● **PROMPT**: Filter these entries, keeping only lines that hold the word "Follow".

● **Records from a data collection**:
- - - - - - -

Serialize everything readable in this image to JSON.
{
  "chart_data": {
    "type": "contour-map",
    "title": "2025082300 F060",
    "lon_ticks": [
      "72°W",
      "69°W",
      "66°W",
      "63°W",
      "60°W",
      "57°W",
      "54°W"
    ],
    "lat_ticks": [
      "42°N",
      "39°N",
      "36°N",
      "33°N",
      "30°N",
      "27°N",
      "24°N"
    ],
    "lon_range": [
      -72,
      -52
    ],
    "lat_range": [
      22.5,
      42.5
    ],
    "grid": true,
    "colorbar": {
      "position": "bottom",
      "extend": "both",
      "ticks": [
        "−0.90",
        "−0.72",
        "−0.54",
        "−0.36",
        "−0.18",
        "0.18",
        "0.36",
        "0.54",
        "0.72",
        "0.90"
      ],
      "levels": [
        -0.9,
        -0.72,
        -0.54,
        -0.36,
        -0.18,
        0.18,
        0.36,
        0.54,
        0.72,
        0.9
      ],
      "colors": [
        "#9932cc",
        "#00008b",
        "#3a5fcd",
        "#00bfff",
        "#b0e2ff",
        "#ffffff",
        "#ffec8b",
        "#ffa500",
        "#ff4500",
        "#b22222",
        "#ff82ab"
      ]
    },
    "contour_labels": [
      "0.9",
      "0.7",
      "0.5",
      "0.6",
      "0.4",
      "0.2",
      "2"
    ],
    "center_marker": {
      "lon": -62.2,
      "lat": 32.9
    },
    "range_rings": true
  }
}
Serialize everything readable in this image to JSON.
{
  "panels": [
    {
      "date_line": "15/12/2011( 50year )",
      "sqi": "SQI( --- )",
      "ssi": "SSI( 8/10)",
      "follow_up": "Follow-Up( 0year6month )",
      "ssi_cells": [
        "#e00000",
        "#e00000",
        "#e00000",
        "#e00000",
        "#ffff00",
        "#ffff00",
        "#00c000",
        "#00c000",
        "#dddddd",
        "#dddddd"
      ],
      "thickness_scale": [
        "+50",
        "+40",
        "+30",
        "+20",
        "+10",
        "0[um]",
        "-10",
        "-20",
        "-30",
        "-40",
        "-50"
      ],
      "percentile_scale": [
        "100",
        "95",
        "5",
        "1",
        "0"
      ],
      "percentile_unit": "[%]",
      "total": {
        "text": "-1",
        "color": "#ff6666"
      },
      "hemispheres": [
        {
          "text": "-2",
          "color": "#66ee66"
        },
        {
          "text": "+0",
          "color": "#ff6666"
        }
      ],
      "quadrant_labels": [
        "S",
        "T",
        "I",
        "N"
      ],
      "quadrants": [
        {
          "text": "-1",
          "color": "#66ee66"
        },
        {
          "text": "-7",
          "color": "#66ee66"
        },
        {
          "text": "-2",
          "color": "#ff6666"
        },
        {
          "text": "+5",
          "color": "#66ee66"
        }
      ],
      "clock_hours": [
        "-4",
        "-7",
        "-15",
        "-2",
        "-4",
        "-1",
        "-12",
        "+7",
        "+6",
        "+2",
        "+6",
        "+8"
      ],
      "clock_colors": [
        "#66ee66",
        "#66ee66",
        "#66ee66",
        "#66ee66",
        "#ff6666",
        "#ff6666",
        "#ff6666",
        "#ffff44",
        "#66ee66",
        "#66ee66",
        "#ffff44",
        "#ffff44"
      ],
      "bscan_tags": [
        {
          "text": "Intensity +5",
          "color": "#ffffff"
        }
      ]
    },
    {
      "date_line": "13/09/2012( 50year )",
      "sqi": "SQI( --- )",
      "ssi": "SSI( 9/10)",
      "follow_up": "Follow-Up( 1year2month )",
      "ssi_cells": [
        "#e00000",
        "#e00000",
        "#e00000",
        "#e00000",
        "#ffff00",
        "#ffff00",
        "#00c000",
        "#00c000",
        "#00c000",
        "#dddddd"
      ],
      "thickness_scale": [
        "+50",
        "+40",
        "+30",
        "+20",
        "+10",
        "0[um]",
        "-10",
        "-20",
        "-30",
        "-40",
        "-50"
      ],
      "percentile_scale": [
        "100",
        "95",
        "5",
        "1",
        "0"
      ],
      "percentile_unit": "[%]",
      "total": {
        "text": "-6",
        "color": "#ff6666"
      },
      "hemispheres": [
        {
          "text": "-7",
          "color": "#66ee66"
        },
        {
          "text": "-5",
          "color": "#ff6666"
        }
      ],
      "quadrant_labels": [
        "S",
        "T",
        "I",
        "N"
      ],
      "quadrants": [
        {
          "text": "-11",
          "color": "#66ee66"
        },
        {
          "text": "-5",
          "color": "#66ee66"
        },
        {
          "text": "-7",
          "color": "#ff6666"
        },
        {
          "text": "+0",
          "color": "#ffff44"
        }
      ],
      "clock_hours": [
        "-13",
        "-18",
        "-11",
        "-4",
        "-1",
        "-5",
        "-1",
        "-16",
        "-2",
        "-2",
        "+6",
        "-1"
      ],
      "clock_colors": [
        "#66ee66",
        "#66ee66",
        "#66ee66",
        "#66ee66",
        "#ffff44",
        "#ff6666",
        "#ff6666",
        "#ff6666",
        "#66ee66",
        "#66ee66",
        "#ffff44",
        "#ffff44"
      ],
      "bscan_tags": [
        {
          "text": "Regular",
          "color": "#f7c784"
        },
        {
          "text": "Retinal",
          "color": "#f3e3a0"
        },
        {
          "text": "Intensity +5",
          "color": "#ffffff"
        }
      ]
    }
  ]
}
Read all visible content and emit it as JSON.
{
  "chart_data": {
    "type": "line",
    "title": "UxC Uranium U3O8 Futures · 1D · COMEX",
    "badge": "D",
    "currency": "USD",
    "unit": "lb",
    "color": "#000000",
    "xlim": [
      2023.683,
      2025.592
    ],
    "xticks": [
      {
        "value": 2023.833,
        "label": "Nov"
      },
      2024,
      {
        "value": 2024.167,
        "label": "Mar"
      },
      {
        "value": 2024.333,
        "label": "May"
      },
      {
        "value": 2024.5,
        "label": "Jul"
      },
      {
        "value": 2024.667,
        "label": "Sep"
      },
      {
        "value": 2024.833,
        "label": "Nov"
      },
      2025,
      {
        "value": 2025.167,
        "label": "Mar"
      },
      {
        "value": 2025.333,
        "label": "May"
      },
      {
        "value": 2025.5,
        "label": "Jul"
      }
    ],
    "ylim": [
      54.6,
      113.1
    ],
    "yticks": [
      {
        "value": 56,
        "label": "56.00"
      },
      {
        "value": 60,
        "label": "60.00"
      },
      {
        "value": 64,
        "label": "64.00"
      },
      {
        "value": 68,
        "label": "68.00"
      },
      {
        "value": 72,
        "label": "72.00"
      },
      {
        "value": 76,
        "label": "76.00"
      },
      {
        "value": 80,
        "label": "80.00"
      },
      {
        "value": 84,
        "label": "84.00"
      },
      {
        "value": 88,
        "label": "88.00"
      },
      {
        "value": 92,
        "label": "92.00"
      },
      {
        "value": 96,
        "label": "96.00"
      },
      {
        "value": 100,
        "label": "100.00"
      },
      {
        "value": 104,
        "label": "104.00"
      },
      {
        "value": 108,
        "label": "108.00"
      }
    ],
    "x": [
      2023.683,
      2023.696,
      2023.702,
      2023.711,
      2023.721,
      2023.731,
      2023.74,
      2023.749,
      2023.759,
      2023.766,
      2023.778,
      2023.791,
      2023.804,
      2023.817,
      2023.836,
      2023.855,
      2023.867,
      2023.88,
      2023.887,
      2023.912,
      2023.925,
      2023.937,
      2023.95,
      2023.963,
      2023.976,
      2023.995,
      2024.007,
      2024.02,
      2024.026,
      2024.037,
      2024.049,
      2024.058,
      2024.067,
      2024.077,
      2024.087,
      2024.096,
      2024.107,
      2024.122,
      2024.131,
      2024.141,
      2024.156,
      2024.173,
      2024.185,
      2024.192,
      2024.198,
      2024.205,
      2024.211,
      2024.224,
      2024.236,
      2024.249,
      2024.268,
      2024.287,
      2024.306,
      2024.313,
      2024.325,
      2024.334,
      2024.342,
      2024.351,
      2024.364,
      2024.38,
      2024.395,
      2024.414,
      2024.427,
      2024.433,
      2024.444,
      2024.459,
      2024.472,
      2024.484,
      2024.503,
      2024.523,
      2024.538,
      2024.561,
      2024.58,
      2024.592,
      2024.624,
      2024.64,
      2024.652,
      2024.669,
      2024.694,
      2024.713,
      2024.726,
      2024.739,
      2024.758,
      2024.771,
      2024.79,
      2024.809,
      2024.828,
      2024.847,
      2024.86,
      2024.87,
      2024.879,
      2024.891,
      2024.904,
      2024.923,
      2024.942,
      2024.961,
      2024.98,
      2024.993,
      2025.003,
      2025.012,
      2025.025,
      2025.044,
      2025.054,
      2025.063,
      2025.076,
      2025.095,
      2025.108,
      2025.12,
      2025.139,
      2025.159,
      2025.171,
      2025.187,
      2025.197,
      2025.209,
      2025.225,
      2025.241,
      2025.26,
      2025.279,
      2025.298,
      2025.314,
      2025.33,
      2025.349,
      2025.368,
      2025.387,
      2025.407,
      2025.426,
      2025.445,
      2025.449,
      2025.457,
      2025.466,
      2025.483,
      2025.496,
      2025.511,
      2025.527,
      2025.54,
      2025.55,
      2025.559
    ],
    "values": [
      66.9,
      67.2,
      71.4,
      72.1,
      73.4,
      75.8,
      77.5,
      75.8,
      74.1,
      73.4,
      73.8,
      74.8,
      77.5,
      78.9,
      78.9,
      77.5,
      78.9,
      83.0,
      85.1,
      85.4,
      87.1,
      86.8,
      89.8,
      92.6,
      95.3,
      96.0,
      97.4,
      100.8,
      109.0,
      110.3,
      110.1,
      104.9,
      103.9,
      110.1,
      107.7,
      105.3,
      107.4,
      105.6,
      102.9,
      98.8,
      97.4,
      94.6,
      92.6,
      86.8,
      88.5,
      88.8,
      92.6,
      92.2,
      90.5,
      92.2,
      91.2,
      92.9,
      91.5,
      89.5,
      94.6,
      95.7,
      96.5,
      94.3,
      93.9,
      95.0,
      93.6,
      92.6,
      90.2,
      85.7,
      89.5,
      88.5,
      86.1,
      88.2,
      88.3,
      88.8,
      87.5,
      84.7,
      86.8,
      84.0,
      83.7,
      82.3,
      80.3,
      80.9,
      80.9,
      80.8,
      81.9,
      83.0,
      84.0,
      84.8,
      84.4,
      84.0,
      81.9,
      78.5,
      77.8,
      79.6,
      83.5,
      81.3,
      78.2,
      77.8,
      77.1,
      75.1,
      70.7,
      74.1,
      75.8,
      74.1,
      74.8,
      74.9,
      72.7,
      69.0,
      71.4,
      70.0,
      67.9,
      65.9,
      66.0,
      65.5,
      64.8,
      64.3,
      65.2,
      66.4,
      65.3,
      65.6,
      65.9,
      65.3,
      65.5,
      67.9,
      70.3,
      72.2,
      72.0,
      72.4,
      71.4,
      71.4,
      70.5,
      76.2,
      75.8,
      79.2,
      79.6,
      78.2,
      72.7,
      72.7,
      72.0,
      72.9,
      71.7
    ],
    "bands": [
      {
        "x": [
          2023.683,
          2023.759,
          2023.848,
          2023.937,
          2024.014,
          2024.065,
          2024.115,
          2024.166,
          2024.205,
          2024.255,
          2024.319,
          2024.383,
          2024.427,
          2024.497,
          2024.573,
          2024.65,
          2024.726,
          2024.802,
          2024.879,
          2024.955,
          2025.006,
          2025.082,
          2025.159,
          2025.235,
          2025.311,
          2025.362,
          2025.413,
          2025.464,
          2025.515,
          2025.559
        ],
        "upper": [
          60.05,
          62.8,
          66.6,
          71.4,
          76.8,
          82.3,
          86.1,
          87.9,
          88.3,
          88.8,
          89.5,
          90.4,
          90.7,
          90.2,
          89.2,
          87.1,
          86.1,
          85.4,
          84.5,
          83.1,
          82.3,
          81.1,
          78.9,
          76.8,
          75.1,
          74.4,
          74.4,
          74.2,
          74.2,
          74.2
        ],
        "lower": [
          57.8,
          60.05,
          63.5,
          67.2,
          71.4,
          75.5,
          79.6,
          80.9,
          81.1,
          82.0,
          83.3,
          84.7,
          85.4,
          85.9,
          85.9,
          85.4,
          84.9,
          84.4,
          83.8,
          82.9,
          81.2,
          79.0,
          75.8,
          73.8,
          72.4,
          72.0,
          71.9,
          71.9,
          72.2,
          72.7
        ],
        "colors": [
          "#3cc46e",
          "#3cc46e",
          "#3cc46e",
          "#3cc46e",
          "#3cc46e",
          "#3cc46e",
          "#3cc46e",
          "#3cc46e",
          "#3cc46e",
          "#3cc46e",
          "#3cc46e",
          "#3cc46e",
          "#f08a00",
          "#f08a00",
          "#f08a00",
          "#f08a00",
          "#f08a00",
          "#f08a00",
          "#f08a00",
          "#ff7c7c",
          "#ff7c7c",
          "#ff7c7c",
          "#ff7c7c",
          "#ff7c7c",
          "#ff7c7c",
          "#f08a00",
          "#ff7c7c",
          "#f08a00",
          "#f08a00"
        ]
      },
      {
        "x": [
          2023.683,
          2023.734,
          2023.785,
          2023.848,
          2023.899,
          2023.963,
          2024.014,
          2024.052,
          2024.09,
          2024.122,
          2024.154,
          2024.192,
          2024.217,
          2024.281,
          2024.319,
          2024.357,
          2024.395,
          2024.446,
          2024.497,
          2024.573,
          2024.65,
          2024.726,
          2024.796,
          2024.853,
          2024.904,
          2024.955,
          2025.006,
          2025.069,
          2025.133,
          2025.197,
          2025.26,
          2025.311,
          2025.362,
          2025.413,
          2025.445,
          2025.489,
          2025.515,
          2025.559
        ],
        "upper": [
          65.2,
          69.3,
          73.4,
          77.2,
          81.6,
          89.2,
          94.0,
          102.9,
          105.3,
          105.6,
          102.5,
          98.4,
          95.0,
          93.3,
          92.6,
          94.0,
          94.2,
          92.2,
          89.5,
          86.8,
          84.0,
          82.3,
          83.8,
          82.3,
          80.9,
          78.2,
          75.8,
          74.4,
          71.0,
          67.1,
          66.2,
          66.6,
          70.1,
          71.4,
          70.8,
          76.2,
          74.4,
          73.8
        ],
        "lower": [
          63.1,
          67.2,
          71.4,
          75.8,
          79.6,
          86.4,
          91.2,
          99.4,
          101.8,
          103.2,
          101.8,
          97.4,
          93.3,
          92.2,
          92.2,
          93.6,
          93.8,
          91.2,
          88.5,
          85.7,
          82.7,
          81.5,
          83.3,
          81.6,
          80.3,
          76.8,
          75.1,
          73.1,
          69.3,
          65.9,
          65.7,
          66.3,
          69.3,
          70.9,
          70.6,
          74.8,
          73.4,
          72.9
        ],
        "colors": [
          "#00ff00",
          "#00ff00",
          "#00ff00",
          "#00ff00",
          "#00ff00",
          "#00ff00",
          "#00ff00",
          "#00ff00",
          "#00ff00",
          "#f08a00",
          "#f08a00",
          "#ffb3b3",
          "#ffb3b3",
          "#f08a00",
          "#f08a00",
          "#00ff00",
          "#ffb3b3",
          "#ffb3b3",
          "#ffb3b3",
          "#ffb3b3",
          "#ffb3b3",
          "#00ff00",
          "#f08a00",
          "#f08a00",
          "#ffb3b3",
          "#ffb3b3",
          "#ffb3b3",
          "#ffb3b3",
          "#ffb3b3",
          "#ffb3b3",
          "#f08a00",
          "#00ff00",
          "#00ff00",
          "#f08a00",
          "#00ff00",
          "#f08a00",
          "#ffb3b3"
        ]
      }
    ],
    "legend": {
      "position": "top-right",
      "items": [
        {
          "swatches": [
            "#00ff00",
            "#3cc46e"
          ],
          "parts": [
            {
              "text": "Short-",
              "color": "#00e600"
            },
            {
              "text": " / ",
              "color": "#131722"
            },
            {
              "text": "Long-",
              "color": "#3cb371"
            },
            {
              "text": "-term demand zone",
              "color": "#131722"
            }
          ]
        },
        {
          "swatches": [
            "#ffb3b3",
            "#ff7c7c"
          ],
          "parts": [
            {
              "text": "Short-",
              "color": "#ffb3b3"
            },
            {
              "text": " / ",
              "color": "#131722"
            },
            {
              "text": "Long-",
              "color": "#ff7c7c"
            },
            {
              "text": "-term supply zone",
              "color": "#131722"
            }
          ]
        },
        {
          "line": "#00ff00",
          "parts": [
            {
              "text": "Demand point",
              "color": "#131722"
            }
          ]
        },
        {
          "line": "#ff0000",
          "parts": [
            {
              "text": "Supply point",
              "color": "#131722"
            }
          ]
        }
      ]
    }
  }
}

- - - - - - -

● **RIGHT ANSWER**:
      "follow_up": "Follow-Up( 0year6month )",
      "follow_up": "Follow-Up( 1year2month )",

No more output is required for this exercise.